# Exercise directions
What you return should match every record exactly, with the images removed.

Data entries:
________
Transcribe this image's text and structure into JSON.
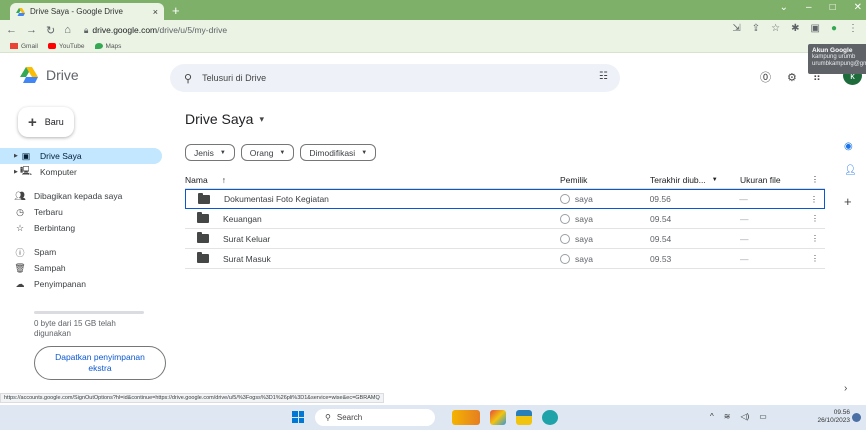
{
  "browser": {
    "tab_title": "Drive Saya - Google Drive",
    "tab_close": "×",
    "new_tab": "+",
    "url_host": "drive.google.com",
    "url_path": "/drive/u/5/my-drive",
    "bookmarks": [
      {
        "label": "Gmail",
        "color": "#ea4335"
      },
      {
        "label": "YouTube",
        "color": "#ff0000"
      },
      {
        "label": "Maps",
        "color": "#34a853"
      }
    ],
    "status_url": "https://accounts.google.com/SignOutOptions?hl=id&continue=https://drive.google.com/drive/u/5/%3Fogss%3D1%26pli%3D1&service=wise&ec=GBRAMQ"
  },
  "drive": {
    "app_name": "Drive",
    "search_placeholder": "Telusuri di Drive",
    "avatar_letter": "k",
    "tooltip": {
      "title": "Akun Google",
      "name": "kampung urumb",
      "email": "urumbkampung@gmail.com"
    },
    "new_button": "Baru",
    "nav": [
      {
        "label": "Drive Saya",
        "icon": "drive-icon",
        "active": true
      },
      {
        "label": "Komputer",
        "icon": "computer-icon"
      },
      {
        "label": "Dibagikan kepada saya",
        "icon": "shared-icon"
      },
      {
        "label": "Terbaru",
        "icon": "clock-icon"
      },
      {
        "label": "Berbintang",
        "icon": "star-icon"
      },
      {
        "label": "Spam",
        "icon": "spam-icon"
      },
      {
        "label": "Sampah",
        "icon": "trash-icon"
      },
      {
        "label": "Penyimpanan",
        "icon": "cloud-icon"
      }
    ],
    "storage_text": "0 byte dari 15 GB telah digunakan",
    "get_storage_button": "Dapatkan penyimpanan ekstra",
    "page_title": "Drive Saya",
    "filters": [
      "Jenis",
      "Orang",
      "Dimodifikasi"
    ],
    "columns": {
      "name": "Nama",
      "owner": "Pemilik",
      "modified": "Terakhir diub...",
      "size": "Ukuran file"
    },
    "rows": [
      {
        "name": "Dokumentasi Foto Kegiatan",
        "owner": "saya",
        "modified": "09.56",
        "size": "—"
      },
      {
        "name": "Keuangan",
        "owner": "saya",
        "modified": "09.54",
        "size": "—"
      },
      {
        "name": "Surat Keluar",
        "owner": "saya",
        "modified": "09.54",
        "size": "—"
      },
      {
        "name": "Surat Masuk",
        "owner": "saya",
        "modified": "09.53",
        "size": "—"
      }
    ]
  },
  "taskbar": {
    "search_label": "Search",
    "time": "09.56",
    "date": "26/10/2023"
  }
}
________
# The response
Transcribe this image's text and structure into JSON.
{
  "browser": {
    "tab_title": "Drive Saya - Google Drive",
    "tab_close": "×",
    "new_tab": "+",
    "url_host": "drive.google.com",
    "url_path": "/drive/u/5/my-drive",
    "bookmarks": [
      {
        "label": "Gmail",
        "color": "#ea4335"
      },
      {
        "label": "YouTube",
        "color": "#ff0000"
      },
      {
        "label": "Maps",
        "color": "#34a853"
      }
    ],
    "status_url": "https://accounts.google.com/SignOutOptions?hl=id&continue=https://drive.google.com/drive/u/5/%3Fogss%3D1%26pli%3D1&service=wise&ec=GBRAMQ"
  },
  "drive": {
    "app_name": "Drive",
    "search_placeholder": "Telusuri di Drive",
    "avatar_letter": "k",
    "tooltip": {
      "title": "Akun Google",
      "name": "kampung urumb",
      "email": "urumbkampung@gmail.com"
    },
    "new_button": "Baru",
    "nav": [
      {
        "label": "Drive Saya",
        "icon": "drive-icon",
        "active": true
      },
      {
        "label": "Komputer",
        "icon": "computer-icon"
      },
      {
        "label": "Dibagikan kepada saya",
        "icon": "shared-icon"
      },
      {
        "label": "Terbaru",
        "icon": "clock-icon"
      },
      {
        "label": "Berbintang",
        "icon": "star-icon"
      },
      {
        "label": "Spam",
        "icon": "spam-icon"
      },
      {
        "label": "Sampah",
        "icon": "trash-icon"
      },
      {
        "label": "Penyimpanan",
        "icon": "cloud-icon"
      }
    ],
    "storage_text": "0 byte dari 15 GB telah digunakan",
    "get_storage_button": "Dapatkan penyimpanan ekstra",
    "page_title": "Drive Saya",
    "filters": [
      "Jenis",
      "Orang",
      "Dimodifikasi"
    ],
    "columns": {
      "name": "Nama",
      "owner": "Pemilik",
      "modified": "Terakhir diub...",
      "size": "Ukuran file"
    },
    "rows": [
      {
        "name": "Dokumentasi Foto Kegiatan",
        "owner": "saya",
        "modified": "09.56",
        "size": "—"
      },
      {
        "name": "Keuangan",
        "owner": "saya",
        "modified": "09.54",
        "size": "—"
      },
      {
        "name": "Surat Keluar",
        "owner": "saya",
        "modified": "09.54",
        "size": "—"
      },
      {
        "name": "Surat Masuk",
        "owner": "saya",
        "modified": "09.53",
        "size": "—"
      }
    ]
  },
  "taskbar": {
    "search_label": "Search",
    "time": "09.56",
    "date": "26/10/2023"
  }
}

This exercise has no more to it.